[Source data]
-=-=-

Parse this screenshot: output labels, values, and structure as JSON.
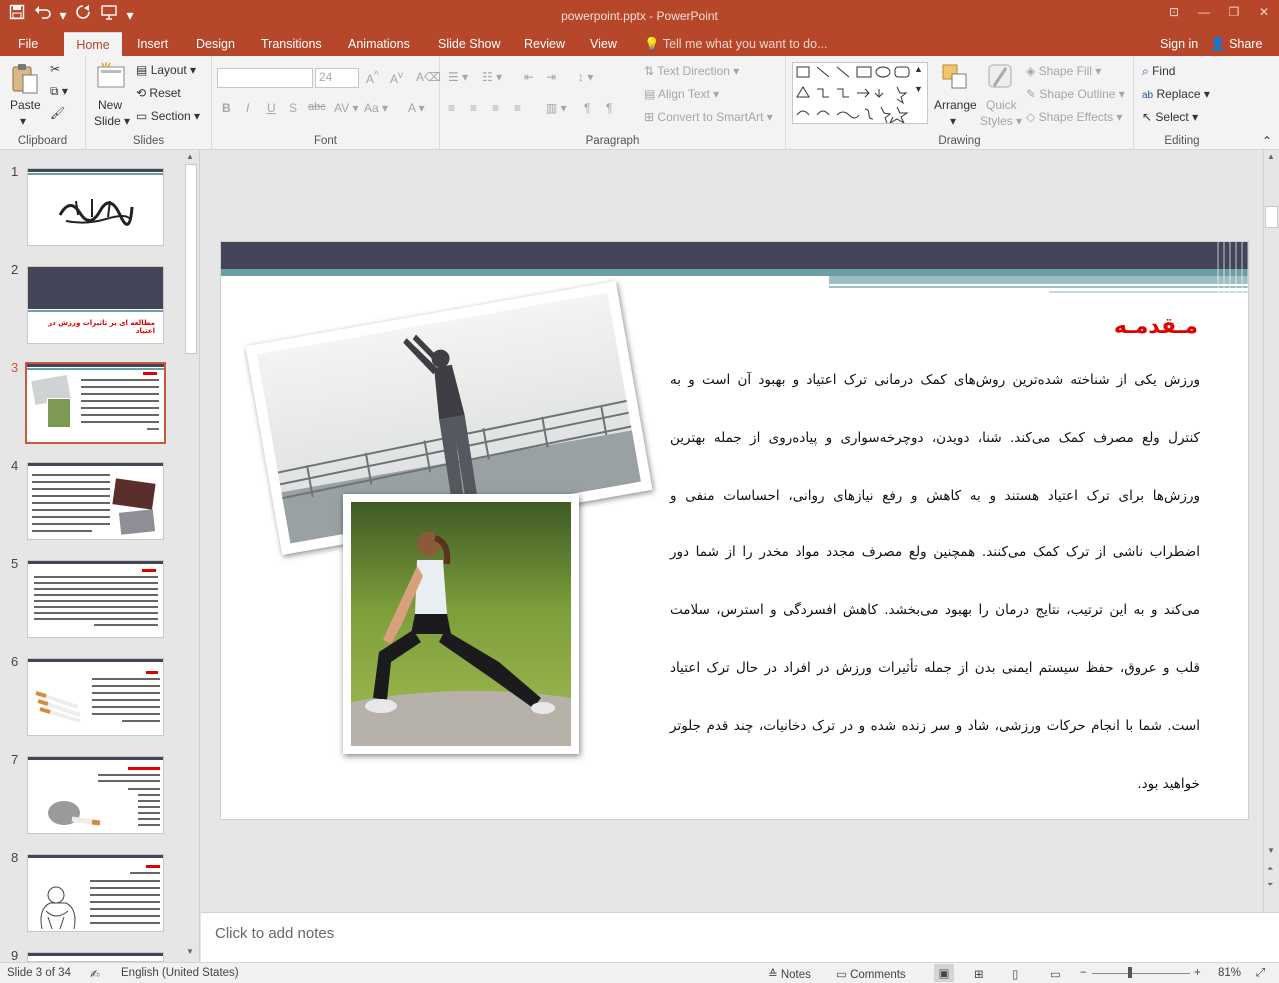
{
  "window": {
    "title": "powerpoint.pptx - PowerPoint",
    "qat": [
      "save-icon",
      "undo-icon",
      "undo-dropdown",
      "redo-icon",
      "present-icon",
      "customize-icon"
    ]
  },
  "tabs": [
    "File",
    "Home",
    "Insert",
    "Design",
    "Transitions",
    "Animations",
    "Slide Show",
    "Review",
    "View"
  ],
  "active_tab": "Home",
  "tell_me": "Tell me what you want to do...",
  "signin": "Sign in",
  "share": "Share",
  "ribbon": {
    "clipboard": {
      "label": "Clipboard",
      "paste": "Paste"
    },
    "slides": {
      "label": "Slides",
      "new_slide_1": "New",
      "new_slide_2": "Slide",
      "layout": "Layout",
      "reset": "Reset",
      "section": "Section"
    },
    "font": {
      "label": "Font",
      "font_size": "24",
      "bold": "B",
      "italic": "I",
      "underline": "U",
      "shadow": "S",
      "strike": "abc",
      "case": "Aa"
    },
    "paragraph": {
      "label": "Paragraph",
      "text_direction": "Text Direction",
      "align_text": "Align Text",
      "smartart": "Convert to SmartArt"
    },
    "drawing": {
      "label": "Drawing",
      "arrange": "Arrange",
      "quick_styles_1": "Quick",
      "quick_styles_2": "Styles",
      "shape_fill": "Shape Fill",
      "shape_outline": "Shape Outline",
      "shape_effects": "Shape Effects"
    },
    "editing": {
      "label": "Editing",
      "find": "Find",
      "replace": "Replace",
      "select": "Select"
    }
  },
  "thumbnails": [
    {
      "num": "1"
    },
    {
      "num": "2",
      "caption": "مطالعه ای بر تاثیرات ورزش در اعتیاد"
    },
    {
      "num": "3"
    },
    {
      "num": "4"
    },
    {
      "num": "5"
    },
    {
      "num": "6"
    },
    {
      "num": "7"
    },
    {
      "num": "8"
    },
    {
      "num": "9"
    }
  ],
  "selected_slide": 3,
  "slide": {
    "heading": "مـقدمـه",
    "lines": [
      "ورزش یکی از شناخته شده‌ترین روش‌های کمک درمانی ترک اعتیاد و بهبود آن است و به",
      "کنترل ولع مصرف کمک می‌کند. شنا، دویدن، دوچرخه‌سواری و پیاده‌روی از جمله بهترین",
      "ورزش‌ها برای ترک اعتیاد هستند و به کاهش و رفع نیازهای روانی، احساسات منفی و",
      "اضطراب ناشی از ترک کمک می‌کنند. همچنین ولع مصرف مجدد مواد مخدر را از شما دور",
      "می‌کند و به این ترتیب، نتایج درمان را بهبود می‌بخشد. کاهش افسردگی و استرس، سلامت",
      "قلب و عروق، حفظ سیستم ایمنی بدن از جمله تأثیرات ورزش در افراد در حال ترک اعتیاد",
      "است. شما با انجام حرکات ورزشی، شاد و سر زنده شده و در ترک دخانیات، چند قدم جلوتر",
      "خواهید بود."
    ],
    "colors": {
      "header_bar": "#444559",
      "teal": "#6b9fa4",
      "heading": "#e00000"
    }
  },
  "notes_placeholder": "Click to add notes",
  "status": {
    "slide_info": "Slide 3 of 34",
    "language": "English (United States)",
    "notes": "Notes",
    "comments": "Comments",
    "zoom": "81%"
  }
}
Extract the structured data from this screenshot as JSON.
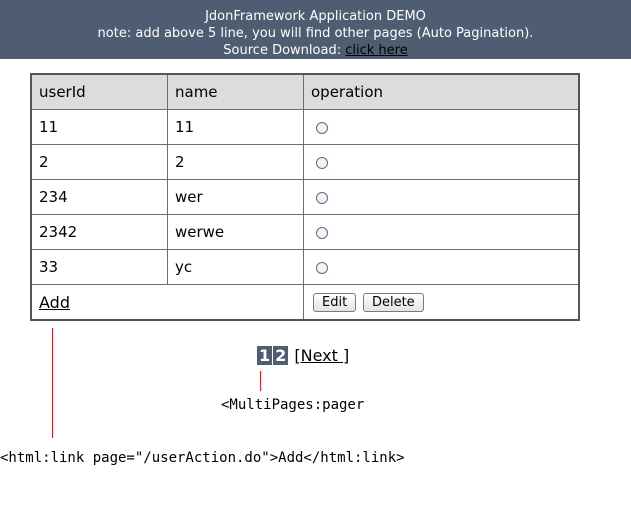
{
  "banner": {
    "title": "JdonFramework Application DEMO",
    "note": "note: add above 5 line, you will find other pages (Auto Pagination).",
    "source_prefix": "Source Download: ",
    "source_link": "click here"
  },
  "table": {
    "headers": [
      "userId",
      "name",
      "operation"
    ],
    "rows": [
      {
        "userId": "11",
        "name": "11"
      },
      {
        "userId": "2",
        "name": "2"
      },
      {
        "userId": "234",
        "name": "wer"
      },
      {
        "userId": "2342",
        "name": "werwe"
      },
      {
        "userId": "33",
        "name": "yc"
      }
    ],
    "add_label": "Add",
    "edit_label": "Edit",
    "delete_label": "Delete"
  },
  "pager": {
    "page1": "1",
    "page2": "2",
    "next_label": "[Next ]"
  },
  "annotations": {
    "pager_tag": "<MultiPages:pager",
    "link_tag": "<html:link page=\"/userAction.do\">Add</html:link>"
  },
  "colors": {
    "banner_bg": "#4e5d72",
    "annotation_line": "#e02020"
  }
}
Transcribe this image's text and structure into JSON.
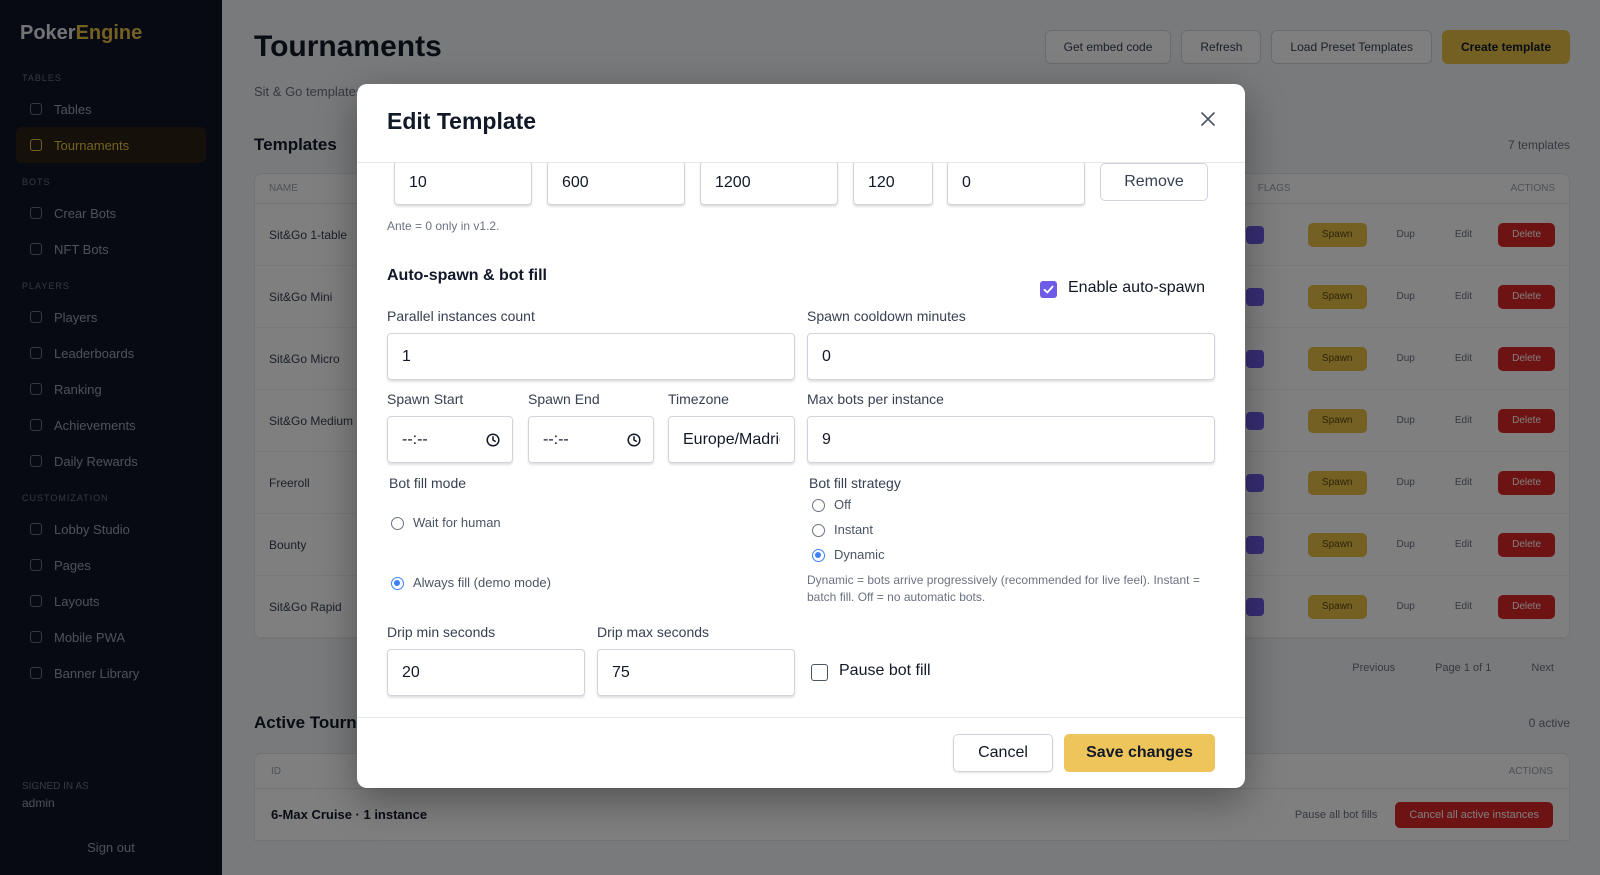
{
  "app": {
    "logo_a": "Poker",
    "logo_b": "Engine",
    "nav_sections": [
      "TABLES",
      "BOTS",
      "PLAYERS",
      "CUSTOMIZATION"
    ],
    "nav_items": [
      "Tables",
      "Tournaments",
      "Crear Bots",
      "NFT Bots",
      "Players",
      "Leaderboards",
      "Ranking",
      "Achievements",
      "Daily Rewards",
      "Lobby Studio",
      "Pages",
      "Layouts",
      "Mobile PWA",
      "Banner Library"
    ],
    "user_label": "SIGNED IN AS",
    "user_name": "admin",
    "sign_out": "Sign out"
  },
  "page": {
    "title": "Tournaments",
    "subtitle": "Sit & Go templates",
    "buttons": {
      "embed": "Get embed code",
      "refresh": "Refresh",
      "load_presets": "Load Preset Templates",
      "create": "Create template"
    },
    "templates_title": "Templates",
    "templates_count": "7 templates",
    "table_headers": {
      "name": "NAME",
      "flags": "FLAGS",
      "actions": "ACTIONS"
    },
    "row_names": [
      "Sit&Go 1-table",
      "Sit&Go Mini",
      "Sit&Go Micro",
      "Sit&Go Medium",
      "Freeroll",
      "Bounty",
      "Sit&Go Rapid"
    ],
    "row_actions": {
      "spawn": "Spawn",
      "dup": "Dup",
      "edit": "Edit",
      "delete": "Delete"
    },
    "pager": {
      "prev": "Previous",
      "page": "Page 1 of 1",
      "next": "Next"
    },
    "active_title": "Active Tournaments",
    "active_count": "0 active",
    "active_header_id": "ID",
    "active_header_actions": "ACTIONS",
    "active_row": "6-Max Cruise · 1 instance",
    "pause_all": "Pause all bot fills",
    "cancel_all": "Cancel all active instances"
  },
  "modal": {
    "title": "Edit Template",
    "blind_level": {
      "level": "10",
      "duration": "600",
      "big_blind": "1200",
      "small_blind": "120",
      "ante": "0",
      "remove_label": "Remove"
    },
    "ante_hint": "Ante = 0 only in v1.2.",
    "autospawn": {
      "section_title": "Auto-spawn & bot fill",
      "enable_label": "Enable auto-spawn",
      "enable_checked": true,
      "parallel_label": "Parallel instances count",
      "parallel_value": "1",
      "cooldown_label": "Spawn cooldown minutes",
      "cooldown_value": "0",
      "spawn_start_label": "Spawn Start",
      "spawn_start_value": "--:--",
      "spawn_end_label": "Spawn End",
      "spawn_end_value": "--:--",
      "timezone_label": "Timezone",
      "timezone_value": "Europe/Madrid",
      "max_bots_label": "Max bots per instance",
      "max_bots_value": "9"
    },
    "bot_fill_mode": {
      "label": "Bot fill mode",
      "options": [
        "Wait for human",
        "Always fill (demo mode)"
      ],
      "selected": "Always fill (demo mode)"
    },
    "bot_fill_strategy": {
      "label": "Bot fill strategy",
      "options": [
        "Off",
        "Instant",
        "Dynamic"
      ],
      "selected": "Dynamic",
      "hint": "Dynamic = bots arrive progressively (recommended for live feel). Instant = batch fill. Off = no automatic bots."
    },
    "drip": {
      "min_label": "Drip min seconds",
      "min_value": "20",
      "max_label": "Drip max seconds",
      "max_value": "75",
      "pause_label": "Pause bot fill",
      "pause_checked": false
    },
    "footer": {
      "cancel_label": "Cancel",
      "save_label": "Save changes"
    }
  },
  "colors": {
    "accent": "#6d5ce8",
    "save": "#eec55a",
    "radio": "#3b82f6",
    "danger": "#dc2626",
    "sidebar": "#0f1524"
  },
  "icons": [
    "close-icon",
    "clock-icon",
    "checkmark-icon"
  ]
}
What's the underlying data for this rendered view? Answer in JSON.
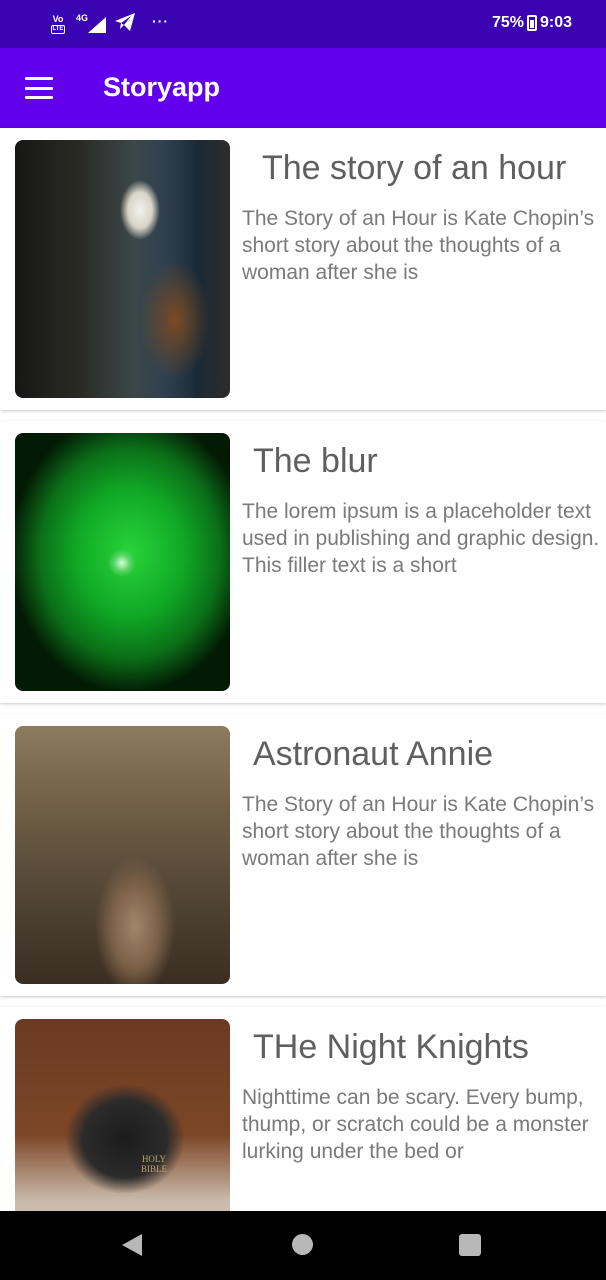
{
  "status_bar": {
    "volte": "Vo",
    "lte": "LTE",
    "network": "4G",
    "more": "···",
    "battery_percent": "75%",
    "time": "9:03"
  },
  "app_bar": {
    "title": "Storyapp",
    "menu_icon": "hamburger-menu-icon"
  },
  "stories": [
    {
      "title": "The story of an hour",
      "description": " The Story of an Hour is Kate Chopin’s short story about the thoughts of a woman after she is",
      "image": "coffee-pour-over"
    },
    {
      "title": "The blur",
      "description": "The lorem ipsum is a placeholder text used in publishing and graphic design. This filler text is a short",
      "image": "green-leaf-water-drop"
    },
    {
      "title": "Astronaut Annie",
      "description": "The Story of an Hour is Kate Chopin’s short story about the thoughts of a woman after she is",
      "image": "fawn-in-forest"
    },
    {
      "title": "THe Night Knights",
      "description": "Nighttime can be scary. Every bump, thump, or scratch could be a monster lurking under the bed or",
      "image": "child-reading-bible"
    }
  ],
  "nav_bar": {
    "back_icon": "back-triangle-icon",
    "home_icon": "home-circle-icon",
    "recents_icon": "recents-square-icon"
  },
  "colors": {
    "status_bar": "#3a04b3",
    "app_bar": "#6200ee",
    "title_text": "#5f5f5f",
    "body_text": "#7a7a7a"
  }
}
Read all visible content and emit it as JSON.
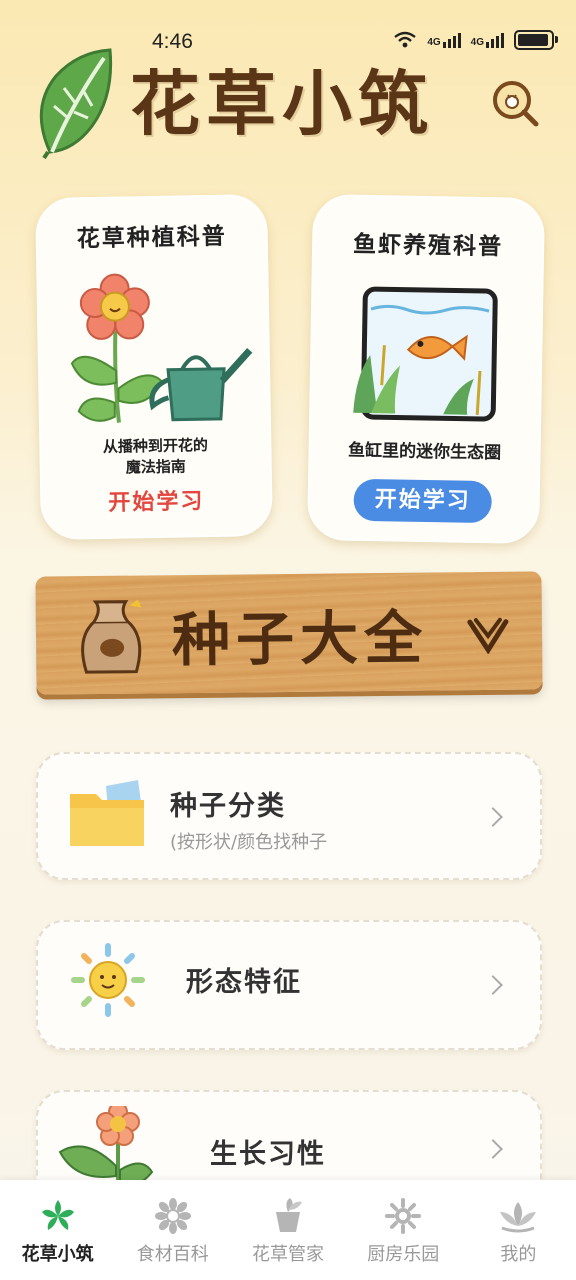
{
  "status_bar": {
    "time": "4:46",
    "network1": "4G",
    "network2": "4G"
  },
  "header": {
    "title": "花草小筑"
  },
  "cards": [
    {
      "title": "花草种植科普",
      "description": "从播种到开花的\n魔法指南",
      "button": "开始学习",
      "accent": "#e2463e"
    },
    {
      "title": "鱼虾养殖科普",
      "description": "鱼缸里的迷你生态圈",
      "button": "开始学习",
      "accent": "#4a8be4"
    }
  ],
  "banner": {
    "title": "种子大全"
  },
  "list": [
    {
      "title": "种子分类",
      "subtitle": "(按形状/颜色找种子"
    },
    {
      "title": "形态特征"
    },
    {
      "title": "生长习性"
    }
  ],
  "nav": [
    {
      "label": "花草小筑",
      "icon": "leaf-icon",
      "active": true
    },
    {
      "label": "食材百科",
      "icon": "flower-icon",
      "active": false
    },
    {
      "label": "花草管家",
      "icon": "plant-pot-icon",
      "active": false
    },
    {
      "label": "厨房乐园",
      "icon": "sunflower-icon",
      "active": false
    },
    {
      "label": "我的",
      "icon": "lotus-icon",
      "active": false
    }
  ]
}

-=-=-

Pick out the lines containing the word "Chopin" and show them.

→ SOLVED PROBLEM:
      "description": " The Story of an Hour is Kate Chopin’s short story about the thoughts of a woman after she is",
      "description": "The Story of an Hour is Kate Chopin’s short story about the thoughts of a woman after she is",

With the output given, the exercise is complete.